* begin *

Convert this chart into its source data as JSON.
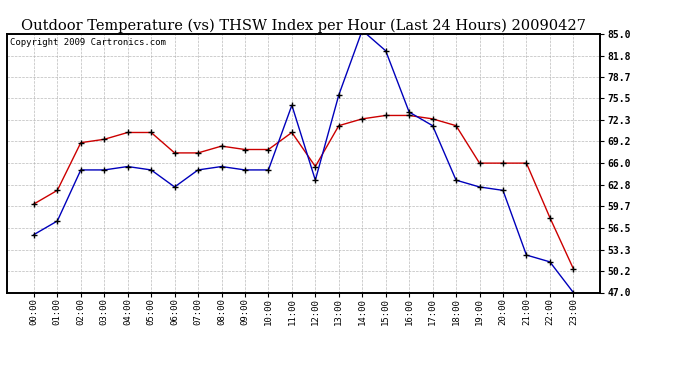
{
  "title": "Outdoor Temperature (vs) THSW Index per Hour (Last 24 Hours) 20090427",
  "copyright": "Copyright 2009 Cartronics.com",
  "x_labels": [
    "00:00",
    "01:00",
    "02:00",
    "03:00",
    "04:00",
    "05:00",
    "06:00",
    "07:00",
    "08:00",
    "09:00",
    "10:00",
    "11:00",
    "12:00",
    "13:00",
    "14:00",
    "15:00",
    "16:00",
    "17:00",
    "18:00",
    "19:00",
    "20:00",
    "21:00",
    "22:00",
    "23:00"
  ],
  "temp_blue": [
    55.5,
    57.5,
    65.0,
    65.0,
    65.5,
    65.0,
    62.5,
    65.0,
    65.5,
    65.0,
    65.0,
    74.5,
    63.5,
    76.0,
    85.5,
    82.5,
    73.5,
    71.5,
    63.5,
    62.5,
    62.0,
    52.5,
    51.5,
    47.0
  ],
  "thsw_red": [
    60.0,
    62.0,
    69.0,
    69.5,
    70.5,
    70.5,
    67.5,
    67.5,
    68.5,
    68.0,
    68.0,
    70.5,
    65.5,
    71.5,
    72.5,
    73.0,
    73.0,
    72.5,
    71.5,
    66.0,
    66.0,
    66.0,
    58.0,
    50.5
  ],
  "ylim": [
    47.0,
    85.0
  ],
  "yticks": [
    47.0,
    50.2,
    53.3,
    56.5,
    59.7,
    62.8,
    66.0,
    69.2,
    72.3,
    75.5,
    78.7,
    81.8,
    85.0
  ],
  "ytick_labels": [
    "47.0",
    "50.2",
    "53.3",
    "56.5",
    "59.7",
    "62.8",
    "66.0",
    "69.2",
    "72.3",
    "75.5",
    "78.7",
    "81.8",
    "85.0"
  ],
  "blue_color": "#0000bb",
  "red_color": "#cc0000",
  "bg_color": "#ffffff",
  "grid_color": "#aaaaaa",
  "title_fontsize": 10.5,
  "copyright_fontsize": 6.5,
  "marker_color": "#000055"
}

* end *

**The problem:** Take the records above and transcribe them exactly, dropping every picture.

**Expected output:**
Convert this chart into its source data as JSON.
{
  "title": "Outdoor Temperature (vs) THSW Index per Hour (Last 24 Hours) 20090427",
  "copyright": "Copyright 2009 Cartronics.com",
  "x_labels": [
    "00:00",
    "01:00",
    "02:00",
    "03:00",
    "04:00",
    "05:00",
    "06:00",
    "07:00",
    "08:00",
    "09:00",
    "10:00",
    "11:00",
    "12:00",
    "13:00",
    "14:00",
    "15:00",
    "16:00",
    "17:00",
    "18:00",
    "19:00",
    "20:00",
    "21:00",
    "22:00",
    "23:00"
  ],
  "temp_blue": [
    55.5,
    57.5,
    65.0,
    65.0,
    65.5,
    65.0,
    62.5,
    65.0,
    65.5,
    65.0,
    65.0,
    74.5,
    63.5,
    76.0,
    85.5,
    82.5,
    73.5,
    71.5,
    63.5,
    62.5,
    62.0,
    52.5,
    51.5,
    47.0
  ],
  "thsw_red": [
    60.0,
    62.0,
    69.0,
    69.5,
    70.5,
    70.5,
    67.5,
    67.5,
    68.5,
    68.0,
    68.0,
    70.5,
    65.5,
    71.5,
    72.5,
    73.0,
    73.0,
    72.5,
    71.5,
    66.0,
    66.0,
    66.0,
    58.0,
    50.5
  ],
  "ylim": [
    47.0,
    85.0
  ],
  "yticks": [
    47.0,
    50.2,
    53.3,
    56.5,
    59.7,
    62.8,
    66.0,
    69.2,
    72.3,
    75.5,
    78.7,
    81.8,
    85.0
  ],
  "ytick_labels": [
    "47.0",
    "50.2",
    "53.3",
    "56.5",
    "59.7",
    "62.8",
    "66.0",
    "69.2",
    "72.3",
    "75.5",
    "78.7",
    "81.8",
    "85.0"
  ],
  "blue_color": "#0000bb",
  "red_color": "#cc0000",
  "bg_color": "#ffffff",
  "grid_color": "#aaaaaa",
  "title_fontsize": 10.5,
  "copyright_fontsize": 6.5,
  "marker_color": "#000055"
}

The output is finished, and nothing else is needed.